Clint C. Galliano (10:54.481)
If there's any production, then that starts the clock over. So if a well is drilled and it produces, the 10-year clock resets and runs again from the date production stops. As long as production continues, the servitude continues indefinitely.

Ben Harang (11:14.359)
So why does this matter for surface owners? If y if you bought land where the minerals were reserved decades ago, but no production has occurred in the last ten years, the minerals may have already reverted to you. You may already own them and not know it.

Clint C. Galliano (11:34.847)
why this matters for mineral owners. If you inherited mineral rights and you've let a decade pass without production, you may have lost them. The rules around what counts as production for prescription purposes are technical and worth a conversation with a land man.

Ben Harang (11:54.968)
So this is not a do-it-yourself analysis. The prescription clock can be complicated by partial production, suspended production, force majeure, and other factors. A landman or oil & Gas attorney is the right person to actually run this analysis on a specific property.

Clint C. Galliano (12:16.949)
All right, next we've got concept B, royalty interest. So in plain English, a royalty interest is the right to receive a share of the income from the oil and gas production without paying any of the costs of drilling or operating the well.

Ben Harang (12:39.423)
It's passive. The royalty owner doesn't make operational decisions, doesn't pay for the equipment, doesn't hire workers, doesn't handle the well. They just collect a percentage of the gross revenue when production happens.

Clint C. Galliano (12:57.013)
Royalties interests are what most Louisiana mineral owners hold. When you hear about a family that gets a check from the well, this is almost always what they have. Typical royalty interests range from 12.5 % to 25 % of production depending on the lease terms negotiated.

Ben Harang (13:19.031)
Concept C is a working interest. In plain English, a working interest is the right to actually develop the minerals, to drill, produce and operate. With it comes the obligation to bear a proportional share of all the costs.

Clint C. Galliano (13:37.439)
Working interests are what oil and gas operators themselves typically hold. A working interests owner makes operational decisions and is on the hook for development costs, but they get a larger share of the production after royalties are paid.

Ben Harang (13:54.21)
Working interests are not what most listeners will encounter. They're mentioned here for completeness, but the typical Louisiana family with mineral rights is dealing with royalty interests, not working interests.

Clint C. Galliano (14:08.947)
And then just, I guess you could say a popular note on working interests. If you've ever watched the TV show Landman, at the end of the second season, they're trading working interests on drilling the wells. And so that's what they're referring to. All right, concept D, overriding royalty interests. Plain English.

_Job 1_
Please arrange the listing as a Markdown table with columns "n" and "Line", covering the lines from the first line of the listing through the line holding "grid-cell[interactable] bbox=[317, 224, 389, 242]", inclusive, and skipping blank lines.
The transcript and the listing have no connection to each other.

_Records to use_
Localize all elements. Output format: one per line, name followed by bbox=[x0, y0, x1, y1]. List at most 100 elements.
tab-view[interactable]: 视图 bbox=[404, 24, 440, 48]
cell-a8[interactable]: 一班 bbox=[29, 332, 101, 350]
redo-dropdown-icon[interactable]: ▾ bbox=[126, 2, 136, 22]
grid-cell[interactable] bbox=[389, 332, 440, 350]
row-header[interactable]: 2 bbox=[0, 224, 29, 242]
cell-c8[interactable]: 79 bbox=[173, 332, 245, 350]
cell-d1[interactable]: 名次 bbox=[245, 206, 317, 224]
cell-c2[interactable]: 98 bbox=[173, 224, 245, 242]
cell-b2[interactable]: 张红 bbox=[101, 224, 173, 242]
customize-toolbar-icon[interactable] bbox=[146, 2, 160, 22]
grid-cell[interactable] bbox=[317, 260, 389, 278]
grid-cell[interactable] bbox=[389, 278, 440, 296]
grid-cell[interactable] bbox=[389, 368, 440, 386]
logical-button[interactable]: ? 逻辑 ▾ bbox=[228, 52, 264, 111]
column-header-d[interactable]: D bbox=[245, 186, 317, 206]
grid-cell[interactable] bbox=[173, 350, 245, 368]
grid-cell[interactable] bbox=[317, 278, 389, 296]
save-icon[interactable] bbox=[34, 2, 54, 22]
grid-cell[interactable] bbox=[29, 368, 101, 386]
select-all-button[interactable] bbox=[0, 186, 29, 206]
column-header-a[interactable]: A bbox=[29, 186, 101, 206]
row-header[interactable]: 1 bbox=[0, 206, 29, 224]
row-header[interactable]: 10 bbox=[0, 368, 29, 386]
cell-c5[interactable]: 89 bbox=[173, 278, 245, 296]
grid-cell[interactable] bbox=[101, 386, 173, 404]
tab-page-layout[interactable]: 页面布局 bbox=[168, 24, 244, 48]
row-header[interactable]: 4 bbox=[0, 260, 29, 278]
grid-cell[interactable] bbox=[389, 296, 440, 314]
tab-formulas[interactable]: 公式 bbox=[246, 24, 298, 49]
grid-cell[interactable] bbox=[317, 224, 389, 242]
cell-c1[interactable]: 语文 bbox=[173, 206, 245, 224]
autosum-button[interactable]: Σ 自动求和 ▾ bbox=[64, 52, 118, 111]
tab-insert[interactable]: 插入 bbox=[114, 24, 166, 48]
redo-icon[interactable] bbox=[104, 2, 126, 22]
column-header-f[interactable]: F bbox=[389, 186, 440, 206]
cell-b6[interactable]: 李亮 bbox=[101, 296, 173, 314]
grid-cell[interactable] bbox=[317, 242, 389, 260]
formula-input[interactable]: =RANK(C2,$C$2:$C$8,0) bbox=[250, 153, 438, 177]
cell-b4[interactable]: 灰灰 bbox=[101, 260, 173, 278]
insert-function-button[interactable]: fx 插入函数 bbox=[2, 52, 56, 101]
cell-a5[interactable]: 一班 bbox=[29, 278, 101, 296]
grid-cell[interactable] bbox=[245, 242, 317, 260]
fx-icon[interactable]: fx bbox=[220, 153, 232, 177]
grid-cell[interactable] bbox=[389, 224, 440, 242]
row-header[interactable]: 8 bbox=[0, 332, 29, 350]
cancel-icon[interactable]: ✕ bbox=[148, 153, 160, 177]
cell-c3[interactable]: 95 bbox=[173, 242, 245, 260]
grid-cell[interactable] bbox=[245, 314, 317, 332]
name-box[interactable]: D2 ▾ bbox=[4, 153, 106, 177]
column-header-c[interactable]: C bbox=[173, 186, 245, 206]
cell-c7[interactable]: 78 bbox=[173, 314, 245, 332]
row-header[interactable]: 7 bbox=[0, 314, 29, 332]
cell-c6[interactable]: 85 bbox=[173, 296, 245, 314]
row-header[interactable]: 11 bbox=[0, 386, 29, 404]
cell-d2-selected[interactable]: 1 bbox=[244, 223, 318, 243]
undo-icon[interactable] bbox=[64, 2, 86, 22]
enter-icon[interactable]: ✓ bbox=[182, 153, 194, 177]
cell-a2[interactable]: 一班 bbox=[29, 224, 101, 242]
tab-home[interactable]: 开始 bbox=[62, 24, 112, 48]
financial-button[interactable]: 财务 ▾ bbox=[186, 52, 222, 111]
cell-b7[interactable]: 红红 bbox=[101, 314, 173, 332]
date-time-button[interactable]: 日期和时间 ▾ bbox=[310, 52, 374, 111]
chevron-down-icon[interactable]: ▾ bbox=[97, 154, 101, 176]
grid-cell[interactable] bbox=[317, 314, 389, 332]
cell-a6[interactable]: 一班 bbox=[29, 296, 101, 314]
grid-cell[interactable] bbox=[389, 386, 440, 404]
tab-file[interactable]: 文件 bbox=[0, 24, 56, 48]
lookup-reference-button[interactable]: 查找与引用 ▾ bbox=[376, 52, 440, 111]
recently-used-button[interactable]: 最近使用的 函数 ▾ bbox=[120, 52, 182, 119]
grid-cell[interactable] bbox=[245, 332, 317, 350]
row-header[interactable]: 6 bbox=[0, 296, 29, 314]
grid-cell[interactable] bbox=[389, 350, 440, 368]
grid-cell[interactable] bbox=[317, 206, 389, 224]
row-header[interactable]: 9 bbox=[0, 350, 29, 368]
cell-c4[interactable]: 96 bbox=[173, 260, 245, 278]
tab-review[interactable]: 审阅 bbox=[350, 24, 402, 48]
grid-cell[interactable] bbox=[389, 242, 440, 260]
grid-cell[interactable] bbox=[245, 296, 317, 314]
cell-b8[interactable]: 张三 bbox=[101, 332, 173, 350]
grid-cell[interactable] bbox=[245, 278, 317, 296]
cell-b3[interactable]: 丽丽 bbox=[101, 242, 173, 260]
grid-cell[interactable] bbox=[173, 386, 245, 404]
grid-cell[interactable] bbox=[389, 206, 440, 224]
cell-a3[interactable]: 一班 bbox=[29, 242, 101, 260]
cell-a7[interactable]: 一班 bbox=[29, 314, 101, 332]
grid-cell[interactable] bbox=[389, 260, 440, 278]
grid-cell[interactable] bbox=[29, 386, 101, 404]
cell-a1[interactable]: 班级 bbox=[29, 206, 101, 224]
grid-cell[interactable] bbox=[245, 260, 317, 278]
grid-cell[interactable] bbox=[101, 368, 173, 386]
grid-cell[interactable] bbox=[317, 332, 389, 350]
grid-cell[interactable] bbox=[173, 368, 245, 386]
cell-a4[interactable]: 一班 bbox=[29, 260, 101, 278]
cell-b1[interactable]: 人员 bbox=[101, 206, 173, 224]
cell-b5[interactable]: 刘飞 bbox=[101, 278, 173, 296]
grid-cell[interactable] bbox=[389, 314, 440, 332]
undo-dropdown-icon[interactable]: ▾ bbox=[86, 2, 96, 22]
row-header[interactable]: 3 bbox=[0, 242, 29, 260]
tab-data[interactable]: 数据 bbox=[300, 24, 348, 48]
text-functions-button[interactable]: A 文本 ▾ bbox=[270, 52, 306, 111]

_Job 2_
Rewrite the transcript between "It's passive. The" and "C. Galliano (12:57.013)", inclusive, replacing "passive" with "hands-off".

_Worked answer 1_
| n | Line |
|---|---|
| 1 | Localize all elements. Output format: one per line, name followed by bbox=[x0, y0, x1, y1]. List at most 100 elements. |
| 2 | tab-view[interactable]: 视图 bbox=[404, 24, 440, 48] |
| 3 | cell-a8[interactable]: 一班 bbox=[29, 332, 101, 350] |
| 4 | redo-dropdown-icon[interactable]: ▾ bbox=[126, 2, 136, 22] |
| 5 | grid-cell[interactable] bbox=[389, 332, 440, 350] |
| 6 | row-header[interactable]: 2 bbox=[0, 224, 29, 242] |
| 7 | cell-c8[interactable]: 79 bbox=[173, 332, 245, 350] |
| 8 | cell-d1[interactable]: 名次 bbox=[245, 206, 317, 224] |
| 9 | cell-c2[interactable]: 98 bbox=[173, 224, 245, 242] |
| 10 | cell-b2[interactable]: 张红 bbox=[101, 224, 173, 242] |
| 11 | customize-toolbar-icon[interactable] bbox=[146, 2, 160, 22] |
| 12 | grid-cell[interactable] bbox=[317, 260, 389, 278] |
| 13 | grid-cell[interactable] bbox=[389, 278, 440, 296] |
| 14 | grid-cell[interactable] bbox=[389, 368, 440, 386] |
| 15 | logical-button[interactable]: ? 逻辑 ▾ bbox=[228, 52, 264, 111] |
| 16 | column-header-d[interactable]: D bbox=[245, 186, 317, 206] |
| 17 | grid-cell[interactable] bbox=[173, 350, 245, 368] |
| 18 | grid-cell[interactable] bbox=[317, 278, 389, 296] |
| 19 | save-icon[interactable] bbox=[34, 2, 54, 22] |
| 20 | grid-cell[interactable] bbox=[29, 368, 101, 386] |
| 21 | select-all-button[interactable] bbox=[0, 186, 29, 206] |
| 22 | column-header-a[interactable]: A bbox=[29, 186, 101, 206] |
| 23 | row-header[interactable]: 1 bbox=[0, 206, 29, 224] |
| 24 | row-header[interactable]: 10 bbox=[0, 368, 29, 386] |
| 25 | cell-c5[interactable]: 89 bbox=[173, 278, 245, 296] |
| 26 | grid-cell[interactable] bbox=[101, 386, 173, 404] |
| 27 | tab-page-layout[interactable]: 页面布局 bbox=[168, 24, 244, 48] |
| 28 | row-header[interactable]: 4 bbox=[0, 260, 29, 278] |
| 29 | grid-cell[interactable] bbox=[389, 296, 440, 314] |
| 30 | tab-formulas[interactable]: 公式 bbox=[246, 24, 298, 49] |
| 31 | grid-cell[interactable] bbox=[317, 224, 389, 242] |

_Worked answer 2_
It's hands-off. The royalty owner doesn't make operational decisions, doesn't pay for the equipment, doesn't hire workers, doesn't handle the well. They just collect a percentage of the gross revenue when production happens.

Clint C. Galliano (12:57.013)